REQUIREMENTS -> Write out these lines again, substituting "4 weeks" for every "4 wk" and leaving everything else unchanged. Omit the pictures.

Data listing ->
───

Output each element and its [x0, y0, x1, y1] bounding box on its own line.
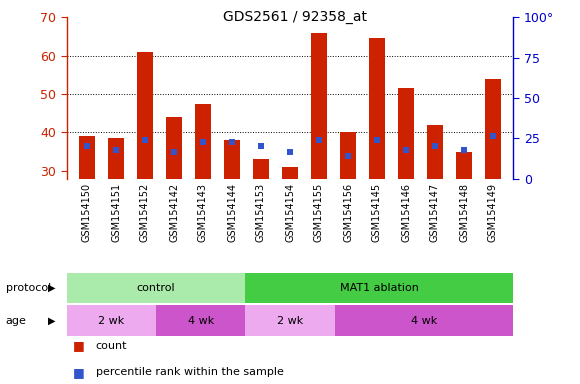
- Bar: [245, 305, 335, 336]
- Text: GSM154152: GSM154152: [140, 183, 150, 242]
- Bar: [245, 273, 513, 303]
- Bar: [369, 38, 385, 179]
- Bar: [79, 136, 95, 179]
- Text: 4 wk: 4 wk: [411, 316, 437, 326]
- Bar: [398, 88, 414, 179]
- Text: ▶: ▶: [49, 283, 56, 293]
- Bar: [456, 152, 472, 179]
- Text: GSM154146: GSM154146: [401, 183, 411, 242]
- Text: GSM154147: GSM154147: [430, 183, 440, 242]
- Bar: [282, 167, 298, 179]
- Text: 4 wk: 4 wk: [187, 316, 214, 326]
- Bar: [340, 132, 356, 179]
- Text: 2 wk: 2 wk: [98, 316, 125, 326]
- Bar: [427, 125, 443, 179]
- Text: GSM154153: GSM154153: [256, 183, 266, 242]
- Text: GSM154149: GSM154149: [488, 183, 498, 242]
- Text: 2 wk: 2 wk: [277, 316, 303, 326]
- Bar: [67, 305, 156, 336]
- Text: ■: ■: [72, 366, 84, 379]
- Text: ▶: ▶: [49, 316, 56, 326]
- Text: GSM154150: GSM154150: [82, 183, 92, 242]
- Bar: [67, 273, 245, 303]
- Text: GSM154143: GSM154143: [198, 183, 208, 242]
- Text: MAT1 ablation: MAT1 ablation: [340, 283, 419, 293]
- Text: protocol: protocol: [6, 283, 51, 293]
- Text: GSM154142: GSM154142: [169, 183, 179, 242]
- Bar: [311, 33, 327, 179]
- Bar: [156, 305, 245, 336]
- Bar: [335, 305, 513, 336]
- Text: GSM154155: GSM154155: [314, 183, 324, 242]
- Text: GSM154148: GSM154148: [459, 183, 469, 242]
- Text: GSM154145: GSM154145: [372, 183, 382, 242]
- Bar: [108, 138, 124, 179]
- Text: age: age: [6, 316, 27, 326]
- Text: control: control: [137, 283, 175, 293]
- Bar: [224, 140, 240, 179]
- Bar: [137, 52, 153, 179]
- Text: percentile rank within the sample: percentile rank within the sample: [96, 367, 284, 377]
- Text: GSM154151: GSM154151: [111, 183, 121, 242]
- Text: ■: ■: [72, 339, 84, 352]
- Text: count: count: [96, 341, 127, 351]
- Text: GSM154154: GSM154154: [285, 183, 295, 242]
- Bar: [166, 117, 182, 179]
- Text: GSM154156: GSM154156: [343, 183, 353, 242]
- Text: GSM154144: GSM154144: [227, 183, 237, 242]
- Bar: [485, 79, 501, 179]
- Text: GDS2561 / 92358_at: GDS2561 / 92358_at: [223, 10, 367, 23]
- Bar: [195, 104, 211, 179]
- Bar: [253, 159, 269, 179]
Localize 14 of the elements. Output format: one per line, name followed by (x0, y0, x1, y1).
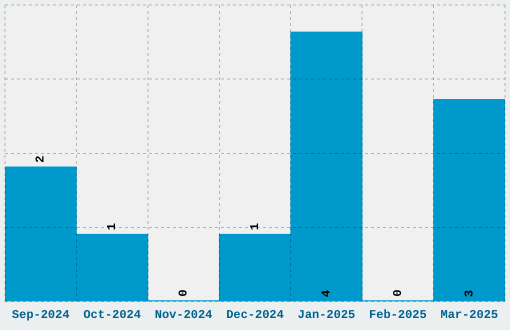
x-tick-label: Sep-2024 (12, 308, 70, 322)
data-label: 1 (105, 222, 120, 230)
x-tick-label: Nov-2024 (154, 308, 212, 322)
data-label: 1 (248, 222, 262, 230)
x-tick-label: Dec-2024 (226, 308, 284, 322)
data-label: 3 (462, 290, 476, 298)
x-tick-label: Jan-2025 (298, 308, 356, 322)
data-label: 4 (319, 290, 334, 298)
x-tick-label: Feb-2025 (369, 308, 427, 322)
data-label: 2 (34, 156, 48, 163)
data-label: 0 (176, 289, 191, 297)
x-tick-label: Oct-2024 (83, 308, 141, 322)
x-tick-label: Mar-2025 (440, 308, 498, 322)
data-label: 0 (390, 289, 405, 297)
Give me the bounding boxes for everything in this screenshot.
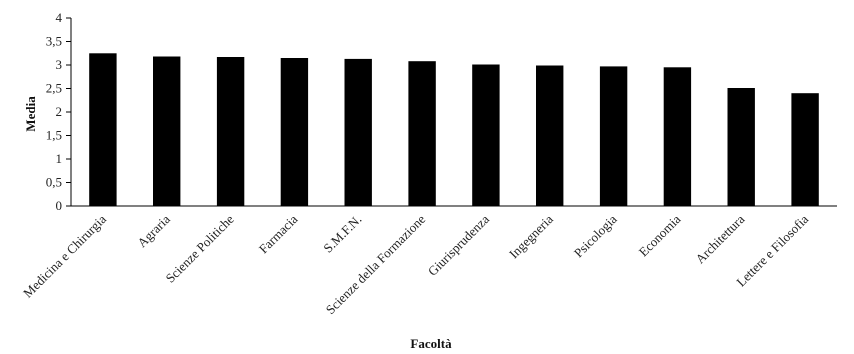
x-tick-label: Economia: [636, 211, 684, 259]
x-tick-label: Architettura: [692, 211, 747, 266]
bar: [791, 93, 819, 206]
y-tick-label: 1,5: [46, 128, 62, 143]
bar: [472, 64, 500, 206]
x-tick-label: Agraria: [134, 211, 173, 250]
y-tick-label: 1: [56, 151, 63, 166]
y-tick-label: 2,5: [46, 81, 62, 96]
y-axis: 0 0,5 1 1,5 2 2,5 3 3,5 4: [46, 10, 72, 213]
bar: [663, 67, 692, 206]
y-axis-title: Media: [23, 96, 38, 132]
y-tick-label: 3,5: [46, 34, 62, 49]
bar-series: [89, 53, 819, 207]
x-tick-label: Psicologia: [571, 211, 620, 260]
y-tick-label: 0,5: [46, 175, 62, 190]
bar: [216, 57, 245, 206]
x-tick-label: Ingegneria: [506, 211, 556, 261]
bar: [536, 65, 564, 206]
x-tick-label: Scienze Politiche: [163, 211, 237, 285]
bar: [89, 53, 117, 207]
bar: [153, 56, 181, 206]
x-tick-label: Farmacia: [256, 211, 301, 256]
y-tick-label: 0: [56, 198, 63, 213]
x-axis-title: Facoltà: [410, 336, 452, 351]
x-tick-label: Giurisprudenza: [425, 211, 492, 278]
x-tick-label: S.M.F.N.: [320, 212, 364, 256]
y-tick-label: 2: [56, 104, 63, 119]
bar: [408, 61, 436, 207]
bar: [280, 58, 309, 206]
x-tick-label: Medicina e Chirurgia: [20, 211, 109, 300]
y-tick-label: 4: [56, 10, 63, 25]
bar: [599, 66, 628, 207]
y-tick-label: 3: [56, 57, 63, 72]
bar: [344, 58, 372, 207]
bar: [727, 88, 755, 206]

───

FINAL RESULT ->
Output each element and its [x0, y0, x1, y1] bounding box on its own line.
- Bar: [245, 305, 335, 336]
- Text: GSM154152: GSM154152: [140, 183, 150, 242]
- Bar: [245, 273, 513, 303]
- Bar: [369, 38, 385, 179]
- Bar: [79, 136, 95, 179]
- Text: 4 weeks: 4 weeks: [411, 316, 437, 326]
- Bar: [398, 88, 414, 179]
- Text: ▶: ▶: [49, 283, 56, 293]
- Bar: [456, 152, 472, 179]
- Text: GSM154146: GSM154146: [401, 183, 411, 242]
- Text: GSM154147: GSM154147: [430, 183, 440, 242]
- Bar: [282, 167, 298, 179]
- Text: 4 weeks: 4 weeks: [187, 316, 214, 326]
- Bar: [340, 132, 356, 179]
- Text: 2 wk: 2 wk: [98, 316, 125, 326]
- Bar: [427, 125, 443, 179]
- Text: GSM154153: GSM154153: [256, 183, 266, 242]
- Text: GSM154149: GSM154149: [488, 183, 498, 242]
- Text: 2 wk: 2 wk: [277, 316, 303, 326]
- Bar: [67, 305, 156, 336]
- Text: ■: ■: [72, 366, 84, 379]
- Text: ▶: ▶: [49, 316, 56, 326]
- Text: GSM154150: GSM154150: [82, 183, 92, 242]
- Bar: [67, 273, 245, 303]
- Text: GSM154143: GSM154143: [198, 183, 208, 242]
- Text: MAT1 ablation: MAT1 ablation: [340, 283, 419, 293]
- Text: protocol: protocol: [6, 283, 51, 293]
- Text: GSM154142: GSM154142: [169, 183, 179, 242]
- Bar: [311, 33, 327, 179]
- Bar: [156, 305, 245, 336]
- Bar: [335, 305, 513, 336]
- Text: GSM154155: GSM154155: [314, 183, 324, 242]
- Text: GSM154148: GSM154148: [459, 183, 469, 242]
- Text: GSM154145: GSM154145: [372, 183, 382, 242]
- Bar: [108, 138, 124, 179]
- Text: age: age: [6, 316, 27, 326]
- Text: control: control: [137, 283, 175, 293]
- Bar: [224, 140, 240, 179]
- Bar: [137, 52, 153, 179]
- Text: percentile rank within the sample: percentile rank within the sample: [96, 367, 284, 377]
- Text: GSM154151: GSM154151: [111, 183, 121, 242]
- Text: ■: ■: [72, 339, 84, 352]
- Text: count: count: [96, 341, 127, 351]
- Text: GSM154154: GSM154154: [285, 183, 295, 242]
- Bar: [166, 117, 182, 179]
- Text: GSM154156: GSM154156: [343, 183, 353, 242]
- Text: GSM154144: GSM154144: [227, 183, 237, 242]
- Bar: [485, 79, 501, 179]
- Text: GDS2561 / 92358_at: GDS2561 / 92358_at: [223, 10, 367, 23]
- Bar: [195, 104, 211, 179]
- Bar: [253, 159, 269, 179]
Localize 14 of the elements. Output format: one per line, name followed by (x0, y0, x1, y1).
x-tick-label: Sep-2024 (12, 308, 70, 322)
data-label: 1 (105, 222, 120, 230)
x-tick-label: Nov-2024 (154, 308, 212, 322)
data-label: 1 (248, 222, 262, 230)
x-tick-label: Dec-2024 (226, 308, 284, 322)
data-label: 3 (462, 290, 476, 298)
x-tick-label: Jan-2025 (298, 308, 356, 322)
data-label: 4 (319, 290, 334, 298)
x-tick-label: Feb-2025 (369, 308, 427, 322)
data-label: 2 (34, 156, 48, 163)
data-label: 0 (176, 289, 191, 297)
x-tick-label: Oct-2024 (83, 308, 141, 322)
x-tick-label: Mar-2025 (440, 308, 498, 322)
data-label: 0 (390, 289, 405, 297)
Give me the bounding boxes for everything in this screenshot.
x-tick-label: Economia: [636, 211, 684, 259]
x-tick-label: Architettura: [692, 211, 747, 266]
bar: [791, 93, 819, 206]
y-tick-label: 1,5: [46, 128, 62, 143]
bar: [472, 64, 500, 206]
x-tick-label: Agraria: [134, 211, 173, 250]
y-tick-label: 1: [56, 151, 63, 166]
y-tick-label: 2,5: [46, 81, 62, 96]
y-axis: 0 0,5 1 1,5 2 2,5 3 3,5 4: [46, 10, 72, 213]
bar: [663, 67, 692, 206]
y-axis-title: Media: [23, 96, 38, 132]
y-tick-label: 3,5: [46, 34, 62, 49]
bar-series: [89, 53, 819, 207]
x-tick-label: Psicologia: [571, 211, 620, 260]
y-tick-label: 0,5: [46, 175, 62, 190]
bar: [216, 57, 245, 206]
x-tick-label: Ingegneria: [506, 211, 556, 261]
bar: [536, 65, 564, 206]
x-tick-label: Scienze Politiche: [163, 211, 237, 285]
bar: [89, 53, 117, 207]
bar: [153, 56, 181, 206]
x-tick-label: Farmacia: [256, 211, 301, 256]
y-tick-label: 0: [56, 198, 63, 213]
x-axis-title: Facoltà: [410, 336, 452, 351]
x-tick-label: Giurisprudenza: [425, 211, 492, 278]
x-tick-label: S.M.F.N.: [320, 212, 364, 256]
y-tick-label: 2: [56, 104, 63, 119]
bar: [408, 61, 436, 207]
bar: [280, 58, 309, 206]
x-tick-label: Medicina e Chirurgia: [20, 211, 109, 300]
y-tick-label: 4: [56, 10, 63, 25]
bar: [599, 66, 628, 207]
y-tick-label: 3: [56, 57, 63, 72]
bar: [344, 58, 372, 207]
bar: [727, 88, 755, 206]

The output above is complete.